Text provided ::
Finding an object is straightforward. Start at the the first block, searching each sequentially until you find an object that has the named attributes, with the requisite values. When you reach the end of one block, continue to the next. If you hit the NULL at the end, the object doesn't exist.

Functional, yes. Performant, hell no.

The problem stems from the non-uniform characteristic of each block — they can contain all kinds of objects. These objects may be so dissimilar from our search criteria that it's no use even scanning the block. If only we had a compact way of representing the attributes present in each blocks object set.

Ooh! Bloom filters!

If we stuff a moderately sized Bloom filter into our block structure (probably after next, but before you get to the data itself), we can do a quick gut check to see if we should even bother scanning. Hey Bloom filter, does the block even have the attributes we're searching on?

The no/maybe nature of the answers you get from a Bloom filter don't hurt us too much here. For starters, false negatives, where the filter mistakenly says that an attribute is definitely not present, are prohibited by the underpinning math. That means no matter what, we'll find all of relevant blocks. The ambiguity of the it might be here answer is also not a problem. If the filter mistakenly infers that the attribute is present when in fact it isn't, we end up scanning the block needlessly — but it doesn't affect the correctness of the search algorithm. These mistakes, by the way, are called false positives, and we can control their chance of occurrence by tuning the Bloom filter.

Written task 1 ::
Using the text on Bloom filters, answer these:
(a) What does it mean if the search reaches the NULL at the end?
(b) Where in the block structure does the text suggest putting the Bloom filter?
(c) What are mistakes called when the filter says an attribute is present but it isn't?
Written task 2 ::
Say whether each statement agrees with the text on Bloom filters, and quote the words that decide it:
(a) Each block holds only one kind of object.
(b) A Bloom filter may wrongly report that an attribute is definitely not present.
(c) Tuning the Bloom filter can control how often false positives happen.

Supplied data ::
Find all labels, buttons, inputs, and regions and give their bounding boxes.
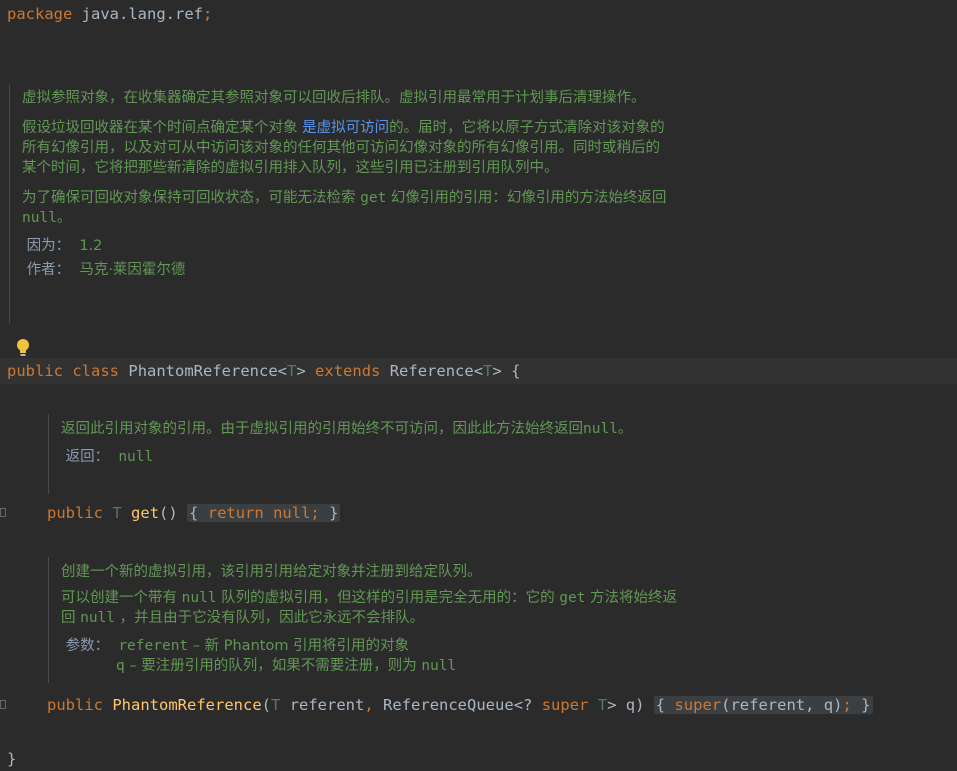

Output 1 ::
(a) The object doesn't exist.
(b) Probably after next, but before the data itself.
(c) False positives.

Output 2 ::
(a) No: "they can contain all kinds of objects."
(b) No: "false negatives, where the filter mistakenly says that an attribute is definitely not present, are prohibited by the underpinning math."
(c) Yes: "we can control their chance of occurrence by tuning the Bloom filter."